JOB: Write every entry out again exactly, please, and skip the pictures.

** begin **

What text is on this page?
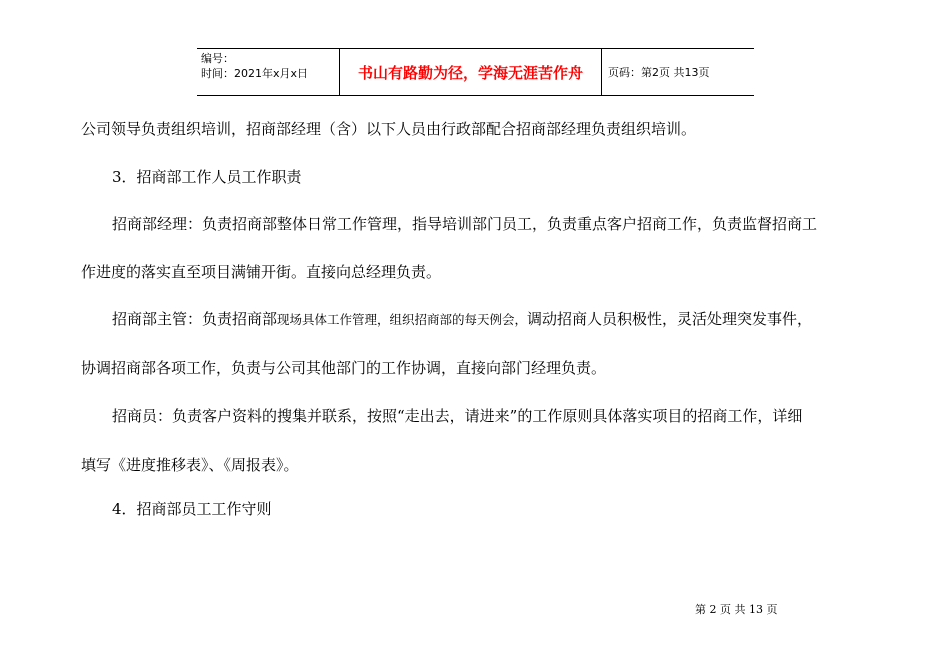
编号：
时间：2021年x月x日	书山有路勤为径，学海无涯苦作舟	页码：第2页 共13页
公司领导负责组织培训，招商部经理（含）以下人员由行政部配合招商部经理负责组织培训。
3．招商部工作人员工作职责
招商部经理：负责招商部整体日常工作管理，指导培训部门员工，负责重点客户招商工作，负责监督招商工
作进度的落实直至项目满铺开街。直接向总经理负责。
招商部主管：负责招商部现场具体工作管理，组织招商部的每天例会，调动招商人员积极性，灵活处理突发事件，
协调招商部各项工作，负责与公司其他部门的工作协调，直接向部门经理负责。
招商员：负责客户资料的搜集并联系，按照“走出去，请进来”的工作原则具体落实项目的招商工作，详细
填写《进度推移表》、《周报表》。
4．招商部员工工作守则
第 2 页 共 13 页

** end **

RESPONSE TO THE TASK:
What text is on this page?
编号：
时间：2021年x月x日	书山有路勤为径，学海无涯苦作舟	页码：第2页 共13页
公司领导负责组织培训，招商部经理（含）以下人员由行政部配合招商部经理负责组织培训。
3．招商部工作人员工作职责
招商部经理：负责招商部整体日常工作管理，指导培训部门员工，负责重点客户招商工作，负责监督招商工
作进度的落实直至项目满铺开街。直接向总经理负责。
招商部主管：负责招商部现场具体工作管理，组织招商部的每天例会，调动招商人员积极性，灵活处理突发事件，
协调招商部各项工作，负责与公司其他部门的工作协调，直接向部门经理负责。
招商员：负责客户资料的搜集并联系，按照“走出去，请进来”的工作原则具体落实项目的招商工作，详细
填写《进度推移表》、《周报表》。
4．招商部员工工作守则
第 2 页 共 13 页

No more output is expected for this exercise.